**Exercise materials**

————

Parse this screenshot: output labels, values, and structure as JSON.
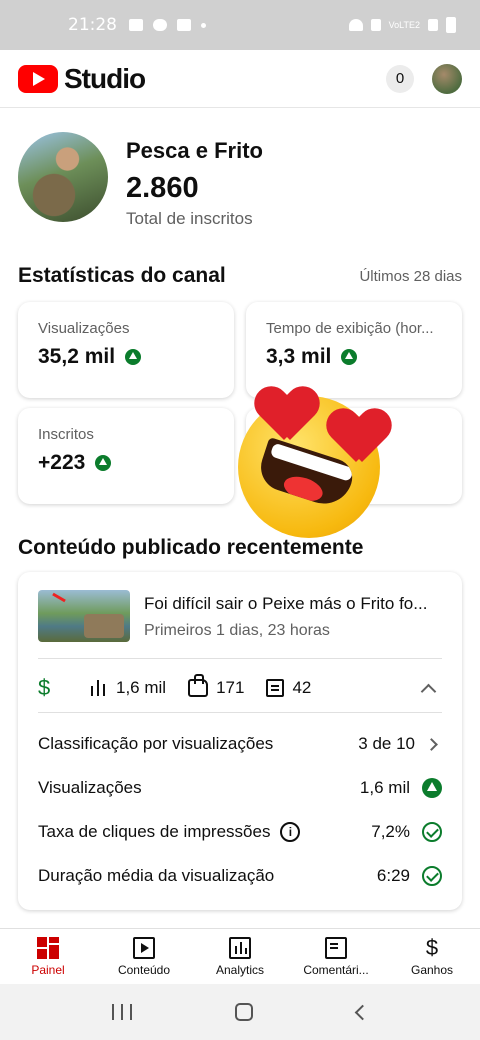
{
  "status_bar": {
    "time": "21:28",
    "carrier": "VoLTE2"
  },
  "header": {
    "app_name": "Studio",
    "notification_count": "0"
  },
  "channel": {
    "name": "Pesca e Frito",
    "subscribers": "2.860",
    "subscribers_label": "Total de inscritos"
  },
  "stats": {
    "title": "Estatísticas do canal",
    "period": "Últimos 28 dias",
    "cards": [
      {
        "label": "Visualizações",
        "value": "35,2 mil",
        "trend": "up"
      },
      {
        "label": "Tempo de exibição (hor...",
        "value": "3,3 mil",
        "trend": "up"
      },
      {
        "label": "Inscritos",
        "value": "+223",
        "trend": "up"
      }
    ]
  },
  "recent": {
    "title": "Conteúdo publicado recentemente",
    "video": {
      "title": "Foi difícil sair o Peixe más o Frito fo...",
      "age": "Primeiros 1 dias, 23 horas",
      "views": "1,6 mil",
      "likes": "171",
      "comments": "42"
    },
    "details": [
      {
        "label": "Classificação por visualizações",
        "value": "3 de 10",
        "icon": "chevron-right-icon"
      },
      {
        "label": "Visualizações",
        "value": "1,6 mil",
        "icon": "arrow-up-icon"
      },
      {
        "label": "Taxa de cliques de impressões",
        "value": "7,2%",
        "icon": "check-circle-icon",
        "info": "i"
      },
      {
        "label": "Duração média da visualização",
        "value": "6:29",
        "icon": "check-circle-icon"
      }
    ]
  },
  "bottom_nav": [
    {
      "label": "Painel",
      "active": true
    },
    {
      "label": "Conteúdo",
      "active": false
    },
    {
      "label": "Analytics",
      "active": false
    },
    {
      "label": "Comentári...",
      "active": false
    },
    {
      "label": "Ganhos",
      "active": false
    }
  ],
  "colors": {
    "brand_red": "#ff0000",
    "active_red": "#cc0000",
    "trend_green": "#0b7c2c"
  }
}
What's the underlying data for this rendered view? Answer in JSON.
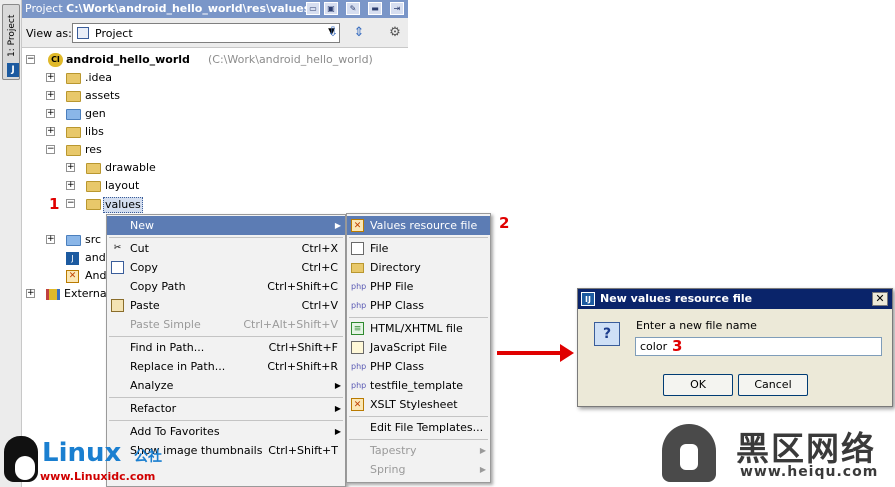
{
  "toolstrip": {
    "tab_label": "1: Project"
  },
  "titlebar": {
    "prefix": "Project ",
    "path": "C:\\Work\\android_hello_world\\res\\values"
  },
  "viewbar": {
    "label": "View as:",
    "selected": "Project",
    "icons": [
      "scroll-from-source-icon",
      "collapse-all-icon",
      "settings-icon"
    ]
  },
  "tree": {
    "root": {
      "name": "android_hello_world",
      "path": "(C:\\Work\\android_hello_world)"
    },
    "items": [
      {
        "label": ".idea"
      },
      {
        "label": "assets"
      },
      {
        "label": "gen"
      },
      {
        "label": "libs"
      },
      {
        "label": "res"
      },
      {
        "label": "drawable"
      },
      {
        "label": "layout"
      },
      {
        "label": "values"
      },
      {
        "label": "src"
      },
      {
        "label": "andr"
      },
      {
        "label": "Andr"
      },
      {
        "label": "External"
      }
    ]
  },
  "markers": {
    "m1": "1",
    "m2": "2",
    "m3": "3"
  },
  "context_menu": {
    "items": [
      {
        "label": "New",
        "shortcut": ""
      },
      {
        "label": "Cut",
        "shortcut": "Ctrl+X"
      },
      {
        "label": "Copy",
        "shortcut": "Ctrl+C"
      },
      {
        "label": "Copy Path",
        "shortcut": "Ctrl+Shift+C"
      },
      {
        "label": "Paste",
        "shortcut": "Ctrl+V"
      },
      {
        "label": "Paste Simple",
        "shortcut": "Ctrl+Alt+Shift+V"
      },
      {
        "label": "Find in Path...",
        "shortcut": "Ctrl+Shift+F"
      },
      {
        "label": "Replace in Path...",
        "shortcut": "Ctrl+Shift+R"
      },
      {
        "label": "Analyze",
        "shortcut": ""
      },
      {
        "label": "Refactor",
        "shortcut": ""
      },
      {
        "label": "Add To Favorites",
        "shortcut": ""
      },
      {
        "label": "Show image thumbnails",
        "shortcut": "Ctrl+Shift+T"
      }
    ]
  },
  "submenu": {
    "items": [
      {
        "label": "Values resource file"
      },
      {
        "label": "File"
      },
      {
        "label": "Directory"
      },
      {
        "label": "PHP File"
      },
      {
        "label": "PHP Class"
      },
      {
        "label": "HTML/XHTML file"
      },
      {
        "label": "JavaScript File"
      },
      {
        "label": "PHP Class"
      },
      {
        "label": "testfile_template"
      },
      {
        "label": "XSLT Stylesheet"
      },
      {
        "label": "Edit File Templates..."
      },
      {
        "label": "Tapestry"
      },
      {
        "label": "Spring"
      }
    ]
  },
  "dialog": {
    "title": "New values resource file",
    "prompt": "Enter a new file name",
    "value": "color",
    "ok": "OK",
    "cancel": "Cancel"
  },
  "watermarks": {
    "linux": "Linux",
    "gongshe": "公社",
    "linux_url": "www.Linuxidc.com",
    "heiqu": "黑区网络",
    "heiqu_url": "www.heiqu.com"
  },
  "colors": {
    "selection": "#5c7cb4",
    "titlebar": "#7a96c8",
    "dialog_title": "#0a246a",
    "annotation_red": "#e00000"
  }
}
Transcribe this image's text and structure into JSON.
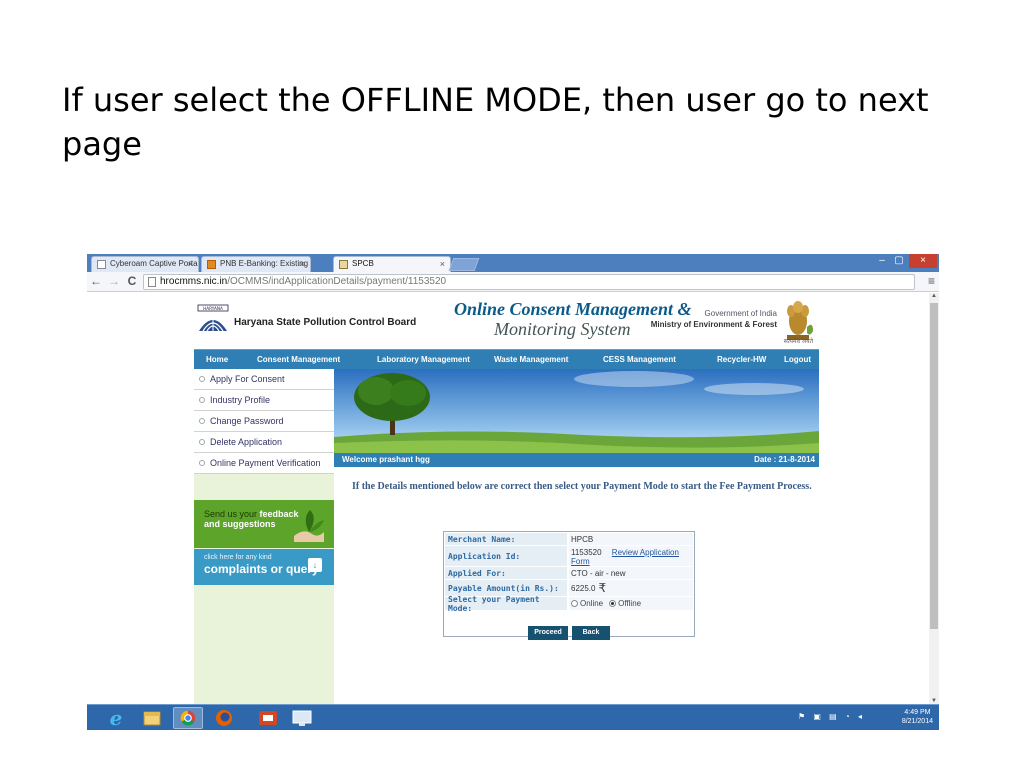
{
  "slide": {
    "title": "If user select the OFFLINE MODE, then user go to next page"
  },
  "browser": {
    "tabs": [
      {
        "label": "Cyberoam Captive Portal",
        "close": "×"
      },
      {
        "label": "PNB E-Banking: Existing u",
        "close": "×"
      },
      {
        "label": "SPCB",
        "close": "×"
      }
    ],
    "window_controls": {
      "minimize": "–",
      "maximize": "▢",
      "close": "×"
    },
    "nav": {
      "back": "←",
      "forward": "→",
      "reload": "C",
      "star": "☆",
      "menu": "≡"
    },
    "url": {
      "host": "hrocmms.nic.in",
      "path": "/OCMMS/indApplicationDetails/payment/1153520"
    }
  },
  "site": {
    "board_name": "Haryana State Pollution Control Board",
    "emblem_left_text": "HARYANA",
    "title_line1": "Online Consent Management &",
    "title_line2": "Monitoring System",
    "goi": "Government of India",
    "ministry": "Ministry of Environment & Forest",
    "satyamev": "सत्यमेव जयते",
    "topnav": [
      "Home",
      "Consent Management",
      "Laboratory Management",
      "Waste Management",
      "CESS Management",
      "Recycler-HW",
      "Logout"
    ],
    "leftnav": [
      "Apply For Consent",
      "Industry Profile",
      "Change Password",
      "Delete Application",
      "Online Payment Verification"
    ],
    "feedback": {
      "line1": "Send us your ",
      "line1_bold": "feedback",
      "line2": "and suggestions"
    },
    "complaints": {
      "small": "click here for any kind",
      "big": "complaints or query",
      "icon": "↓"
    },
    "welcome": "Welcome prashant hgg",
    "date": "Date : 21-8-2014",
    "instruction": "If the Details mentioned below are correct then select your Payment Mode to start the Fee Payment Process.",
    "payment": {
      "rows": [
        {
          "label": "Merchant Name:",
          "value": "HPCB"
        },
        {
          "label": "Application Id:",
          "value": "1153520",
          "link": "Review Application Form"
        },
        {
          "label": "Applied For:",
          "value": "CTO - air - new"
        },
        {
          "label": "Payable Amount(in Rs.):",
          "value": "6225.0",
          "currency": "₹"
        },
        {
          "label": "Select your Payment Mode:",
          "options": [
            "Online",
            "Offline"
          ],
          "selected": "Offline"
        }
      ],
      "proceed": "Proceed",
      "back": "Back"
    }
  },
  "taskbar": {
    "tray_flags": "⚑ ▣ ▤ ◔ ◂",
    "time": "4:49 PM",
    "date": "8/21/2014"
  }
}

————

**Problem to work on**
Copy out the data above exactly, except the pictures.

**Result for this task**
Parse this screenshot: output labels, values, and structure as JSON.
{
  "status_bar": {
    "time": "21:28",
    "carrier": "VoLTE2"
  },
  "header": {
    "app_name": "Studio",
    "notification_count": "0"
  },
  "channel": {
    "name": "Pesca e Frito",
    "subscribers": "2.860",
    "subscribers_label": "Total de inscritos"
  },
  "stats": {
    "title": "Estatísticas do canal",
    "period": "Últimos 28 dias",
    "cards": [
      {
        "label": "Visualizações",
        "value": "35,2 mil",
        "trend": "up"
      },
      {
        "label": "Tempo de exibição (hor...",
        "value": "3,3 mil",
        "trend": "up"
      },
      {
        "label": "Inscritos",
        "value": "+223",
        "trend": "up"
      }
    ]
  },
  "recent": {
    "title": "Conteúdo publicado recentemente",
    "video": {
      "title": "Foi difícil sair o Peixe más o Frito fo...",
      "age": "Primeiros 1 dias, 23 horas",
      "views": "1,6 mil",
      "likes": "171",
      "comments": "42"
    },
    "details": [
      {
        "label": "Classificação por visualizações",
        "value": "3 de 10",
        "icon": "chevron-right-icon"
      },
      {
        "label": "Visualizações",
        "value": "1,6 mil",
        "icon": "arrow-up-icon"
      },
      {
        "label": "Taxa de cliques de impressões",
        "value": "7,2%",
        "icon": "check-circle-icon",
        "info": "i"
      },
      {
        "label": "Duração média da visualização",
        "value": "6:29",
        "icon": "check-circle-icon"
      }
    ]
  },
  "bottom_nav": [
    {
      "label": "Painel",
      "active": true
    },
    {
      "label": "Conteúdo",
      "active": false
    },
    {
      "label": "Analytics",
      "active": false
    },
    {
      "label": "Comentári...",
      "active": false
    },
    {
      "label": "Ganhos",
      "active": false
    }
  ],
  "colors": {
    "brand_red": "#ff0000",
    "active_red": "#cc0000",
    "trend_green": "#0b7c2c"
  }
}
What's the underlying data for this rendered view? Answer in JSON.
{
  "toolstrip": {
    "tab_label": "1: Project"
  },
  "titlebar": {
    "prefix": "Project ",
    "path": "C:\\Work\\android_hello_world\\res\\values"
  },
  "viewbar": {
    "label": "View as:",
    "selected": "Project",
    "icons": [
      "scroll-from-source-icon",
      "collapse-all-icon",
      "settings-icon"
    ]
  },
  "tree": {
    "root": {
      "name": "android_hello_world",
      "path": "(C:\\Work\\android_hello_world)"
    },
    "items": [
      {
        "label": ".idea"
      },
      {
        "label": "assets"
      },
      {
        "label": "gen"
      },
      {
        "label": "libs"
      },
      {
        "label": "res"
      },
      {
        "label": "drawable"
      },
      {
        "label": "layout"
      },
      {
        "label": "values"
      },
      {
        "label": "src"
      },
      {
        "label": "andr"
      },
      {
        "label": "Andr"
      },
      {
        "label": "External"
      }
    ]
  },
  "markers": {
    "m1": "1",
    "m2": "2",
    "m3": "3"
  },
  "context_menu": {
    "items": [
      {
        "label": "New",
        "shortcut": ""
      },
      {
        "label": "Cut",
        "shortcut": "Ctrl+X"
      },
      {
        "label": "Copy",
        "shortcut": "Ctrl+C"
      },
      {
        "label": "Copy Path",
        "shortcut": "Ctrl+Shift+C"
      },
      {
        "label": "Paste",
        "shortcut": "Ctrl+V"
      },
      {
        "label": "Paste Simple",
        "shortcut": "Ctrl+Alt+Shift+V"
      },
      {
        "label": "Find in Path...",
        "shortcut": "Ctrl+Shift+F"
      },
      {
        "label": "Replace in Path...",
        "shortcut": "Ctrl+Shift+R"
      },
      {
        "label": "Analyze",
        "shortcut": ""
      },
      {
        "label": "Refactor",
        "shortcut": ""
      },
      {
        "label": "Add To Favorites",
        "shortcut": ""
      },
      {
        "label": "Show image thumbnails",
        "shortcut": "Ctrl+Shift+T"
      }
    ]
  },
  "submenu": {
    "items": [
      {
        "label": "Values resource file"
      },
      {
        "label": "File"
      },
      {
        "label": "Directory"
      },
      {
        "label": "PHP File"
      },
      {
        "label": "PHP Class"
      },
      {
        "label": "HTML/XHTML file"
      },
      {
        "label": "JavaScript File"
      },
      {
        "label": "PHP Class"
      },
      {
        "label": "testfile_template"
      },
      {
        "label": "XSLT Stylesheet"
      },
      {
        "label": "Edit File Templates..."
      },
      {
        "label": "Tapestry"
      },
      {
        "label": "Spring"
      }
    ]
  },
  "dialog": {
    "title": "New values resource file",
    "prompt": "Enter a new file name",
    "value": "color",
    "ok": "OK",
    "cancel": "Cancel"
  },
  "watermarks": {
    "linux": "Linux",
    "gongshe": "公社",
    "linux_url": "www.Linuxidc.com",
    "heiqu": "黑区网络",
    "heiqu_url": "www.heiqu.com"
  },
  "colors": {
    "selection": "#5c7cb4",
    "titlebar": "#7a96c8",
    "dialog_title": "#0a246a",
    "annotation_red": "#e00000"
  }
}
Transcribe this image's text and structure into JSON.
{
  "slide": {
    "title": "If user select the OFFLINE MODE, then user go to next page"
  },
  "browser": {
    "tabs": [
      {
        "label": "Cyberoam Captive Portal",
        "close": "×"
      },
      {
        "label": "PNB E-Banking: Existing u",
        "close": "×"
      },
      {
        "label": "SPCB",
        "close": "×"
      }
    ],
    "window_controls": {
      "minimize": "–",
      "maximize": "▢",
      "close": "×"
    },
    "nav": {
      "back": "←",
      "forward": "→",
      "reload": "C",
      "star": "☆",
      "menu": "≡"
    },
    "url": {
      "host": "hrocmms.nic.in",
      "path": "/OCMMS/indApplicationDetails/payment/1153520"
    }
  },
  "site": {
    "board_name": "Haryana State Pollution Control Board",
    "emblem_left_text": "HARYANA",
    "title_line1": "Online Consent Management &",
    "title_line2": "Monitoring System",
    "goi": "Government of India",
    "ministry": "Ministry of Environment & Forest",
    "satyamev": "सत्यमेव जयते",
    "topnav": [
      "Home",
      "Consent Management",
      "Laboratory Management",
      "Waste Management",
      "CESS Management",
      "Recycler-HW",
      "Logout"
    ],
    "leftnav": [
      "Apply For Consent",
      "Industry Profile",
      "Change Password",
      "Delete Application",
      "Online Payment Verification"
    ],
    "feedback": {
      "line1": "Send us your ",
      "line1_bold": "feedback",
      "line2": "and suggestions"
    },
    "complaints": {
      "small": "click here for any kind",
      "big": "complaints or query",
      "icon": "↓"
    },
    "welcome": "Welcome prashant hgg",
    "date": "Date : 21-8-2014",
    "instruction": "If the Details mentioned below are correct then select your Payment Mode to start the Fee Payment Process.",
    "payment": {
      "rows": [
        {
          "label": "Merchant Name:",
          "value": "HPCB"
        },
        {
          "label": "Application Id:",
          "value": "1153520",
          "link": "Review Application Form"
        },
        {
          "label": "Applied For:",
          "value": "CTO - air - new"
        },
        {
          "label": "Payable Amount(in Rs.):",
          "value": "6225.0",
          "currency": "₹"
        },
        {
          "label": "Select your Payment Mode:",
          "options": [
            "Online",
            "Offline"
          ],
          "selected": "Offline"
        }
      ],
      "proceed": "Proceed",
      "back": "Back"
    }
  },
  "taskbar": {
    "tray_flags": "⚑ ▣ ▤ ◔ ◂",
    "time": "4:49 PM",
    "date": "8/21/2014"
  }
}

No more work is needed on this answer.